:: Record extracts

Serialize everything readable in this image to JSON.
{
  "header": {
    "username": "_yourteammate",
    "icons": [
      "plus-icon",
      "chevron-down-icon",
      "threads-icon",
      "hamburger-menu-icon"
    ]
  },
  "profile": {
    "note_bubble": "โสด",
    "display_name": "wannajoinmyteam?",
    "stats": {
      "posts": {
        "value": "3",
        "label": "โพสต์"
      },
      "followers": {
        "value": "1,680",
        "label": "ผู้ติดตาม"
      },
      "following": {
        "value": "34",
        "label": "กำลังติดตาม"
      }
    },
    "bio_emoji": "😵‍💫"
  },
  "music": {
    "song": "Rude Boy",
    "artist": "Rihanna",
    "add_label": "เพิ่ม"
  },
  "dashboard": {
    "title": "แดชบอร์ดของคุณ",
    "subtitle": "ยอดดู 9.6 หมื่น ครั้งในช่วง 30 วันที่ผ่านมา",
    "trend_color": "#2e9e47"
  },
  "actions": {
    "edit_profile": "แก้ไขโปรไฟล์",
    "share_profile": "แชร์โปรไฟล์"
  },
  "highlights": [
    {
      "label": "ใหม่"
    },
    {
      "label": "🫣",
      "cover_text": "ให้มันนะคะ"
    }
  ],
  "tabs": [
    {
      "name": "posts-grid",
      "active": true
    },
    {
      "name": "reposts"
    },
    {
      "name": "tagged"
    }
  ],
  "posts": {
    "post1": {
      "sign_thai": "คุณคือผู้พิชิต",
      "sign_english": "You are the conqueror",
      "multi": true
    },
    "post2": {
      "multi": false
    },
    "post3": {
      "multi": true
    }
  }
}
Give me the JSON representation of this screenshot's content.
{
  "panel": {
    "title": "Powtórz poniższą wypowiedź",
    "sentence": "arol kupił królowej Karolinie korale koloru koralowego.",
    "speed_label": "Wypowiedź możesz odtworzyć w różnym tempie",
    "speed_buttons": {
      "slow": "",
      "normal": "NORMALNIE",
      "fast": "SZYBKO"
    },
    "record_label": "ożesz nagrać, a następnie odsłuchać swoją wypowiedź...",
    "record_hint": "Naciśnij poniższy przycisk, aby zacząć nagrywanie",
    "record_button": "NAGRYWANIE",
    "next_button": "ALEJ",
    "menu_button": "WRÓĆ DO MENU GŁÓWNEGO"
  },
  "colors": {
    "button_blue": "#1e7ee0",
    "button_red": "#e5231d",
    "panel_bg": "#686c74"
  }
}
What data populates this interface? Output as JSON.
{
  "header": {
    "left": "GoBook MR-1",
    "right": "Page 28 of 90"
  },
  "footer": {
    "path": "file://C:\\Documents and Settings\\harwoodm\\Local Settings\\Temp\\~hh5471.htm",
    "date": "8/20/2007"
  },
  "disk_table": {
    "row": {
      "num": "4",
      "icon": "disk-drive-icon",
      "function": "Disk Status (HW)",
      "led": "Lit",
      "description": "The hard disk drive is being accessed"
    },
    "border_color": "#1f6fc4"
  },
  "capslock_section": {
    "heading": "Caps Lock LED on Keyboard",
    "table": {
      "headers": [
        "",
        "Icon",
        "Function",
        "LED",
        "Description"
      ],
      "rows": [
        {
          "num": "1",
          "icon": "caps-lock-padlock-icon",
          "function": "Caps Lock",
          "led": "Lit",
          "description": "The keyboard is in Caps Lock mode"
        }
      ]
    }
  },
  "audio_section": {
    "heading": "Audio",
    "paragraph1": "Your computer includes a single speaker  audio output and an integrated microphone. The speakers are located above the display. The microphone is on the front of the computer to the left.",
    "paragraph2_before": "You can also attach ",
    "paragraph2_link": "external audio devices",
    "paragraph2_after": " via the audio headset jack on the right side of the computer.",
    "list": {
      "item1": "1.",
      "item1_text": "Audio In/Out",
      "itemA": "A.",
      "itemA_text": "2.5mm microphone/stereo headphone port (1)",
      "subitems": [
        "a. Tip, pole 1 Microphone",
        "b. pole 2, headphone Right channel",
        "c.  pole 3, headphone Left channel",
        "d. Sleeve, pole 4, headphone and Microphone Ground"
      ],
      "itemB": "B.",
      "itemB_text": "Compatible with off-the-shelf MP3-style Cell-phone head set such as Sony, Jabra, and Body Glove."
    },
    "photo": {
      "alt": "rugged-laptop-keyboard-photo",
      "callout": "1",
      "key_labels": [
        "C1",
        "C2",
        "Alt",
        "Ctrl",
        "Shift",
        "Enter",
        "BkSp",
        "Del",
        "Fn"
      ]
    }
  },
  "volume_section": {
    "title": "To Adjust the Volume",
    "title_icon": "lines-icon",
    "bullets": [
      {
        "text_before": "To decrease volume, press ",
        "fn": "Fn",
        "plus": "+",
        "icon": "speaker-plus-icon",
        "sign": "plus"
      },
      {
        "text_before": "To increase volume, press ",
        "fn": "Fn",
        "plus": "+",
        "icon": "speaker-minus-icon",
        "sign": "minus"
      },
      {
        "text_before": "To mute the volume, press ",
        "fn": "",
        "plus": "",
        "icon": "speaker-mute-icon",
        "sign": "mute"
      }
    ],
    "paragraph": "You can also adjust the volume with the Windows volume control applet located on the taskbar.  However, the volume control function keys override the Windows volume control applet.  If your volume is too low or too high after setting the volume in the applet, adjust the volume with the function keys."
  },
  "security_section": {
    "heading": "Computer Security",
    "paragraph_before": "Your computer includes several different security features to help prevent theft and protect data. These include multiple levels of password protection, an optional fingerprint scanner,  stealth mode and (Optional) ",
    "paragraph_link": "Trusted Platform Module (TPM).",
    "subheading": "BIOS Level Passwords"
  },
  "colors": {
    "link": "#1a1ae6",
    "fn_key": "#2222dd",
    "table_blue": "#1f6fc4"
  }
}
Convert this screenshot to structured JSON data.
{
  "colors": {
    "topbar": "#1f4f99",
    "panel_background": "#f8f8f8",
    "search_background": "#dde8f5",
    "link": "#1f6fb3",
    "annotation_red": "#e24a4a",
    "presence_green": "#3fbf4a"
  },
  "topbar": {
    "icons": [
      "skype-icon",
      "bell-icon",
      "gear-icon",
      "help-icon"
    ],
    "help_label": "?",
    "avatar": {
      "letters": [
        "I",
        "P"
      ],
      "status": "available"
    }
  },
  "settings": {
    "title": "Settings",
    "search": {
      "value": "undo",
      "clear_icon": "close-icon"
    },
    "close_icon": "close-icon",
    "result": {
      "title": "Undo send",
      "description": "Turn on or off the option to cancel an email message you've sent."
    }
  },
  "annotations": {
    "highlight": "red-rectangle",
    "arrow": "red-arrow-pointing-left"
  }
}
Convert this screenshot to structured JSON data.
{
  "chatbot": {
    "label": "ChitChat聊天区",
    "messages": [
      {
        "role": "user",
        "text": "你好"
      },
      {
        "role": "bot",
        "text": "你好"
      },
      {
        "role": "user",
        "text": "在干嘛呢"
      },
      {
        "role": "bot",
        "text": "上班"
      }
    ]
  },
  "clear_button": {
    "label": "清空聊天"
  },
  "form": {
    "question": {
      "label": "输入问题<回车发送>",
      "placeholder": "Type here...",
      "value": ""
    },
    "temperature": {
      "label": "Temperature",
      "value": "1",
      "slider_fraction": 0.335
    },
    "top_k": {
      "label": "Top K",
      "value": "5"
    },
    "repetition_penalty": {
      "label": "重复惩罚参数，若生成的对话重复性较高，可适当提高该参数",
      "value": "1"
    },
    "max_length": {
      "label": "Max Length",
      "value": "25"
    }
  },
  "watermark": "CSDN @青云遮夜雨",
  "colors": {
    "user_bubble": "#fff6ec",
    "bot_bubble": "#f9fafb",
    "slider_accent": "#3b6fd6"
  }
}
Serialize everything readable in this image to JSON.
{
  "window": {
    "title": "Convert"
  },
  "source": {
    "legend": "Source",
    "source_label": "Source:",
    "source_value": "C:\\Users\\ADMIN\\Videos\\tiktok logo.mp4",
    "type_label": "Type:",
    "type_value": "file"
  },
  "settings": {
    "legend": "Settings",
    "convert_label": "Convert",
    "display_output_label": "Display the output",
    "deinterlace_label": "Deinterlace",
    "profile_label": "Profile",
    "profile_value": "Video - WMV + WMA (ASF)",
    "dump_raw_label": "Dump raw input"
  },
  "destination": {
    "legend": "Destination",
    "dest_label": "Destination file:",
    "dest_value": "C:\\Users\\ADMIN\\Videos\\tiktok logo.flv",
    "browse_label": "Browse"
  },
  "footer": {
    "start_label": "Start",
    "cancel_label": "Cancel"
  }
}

::::

* Short problem
Gather each line from the entries above that includes the word "tiktok".

* Full output
    "source_value": "C:\\Users\\ADMIN\\Videos\\tiktok logo.mp4",
    "dest_value": "C:\\Users\\ADMIN\\Videos\\tiktok logo.flv",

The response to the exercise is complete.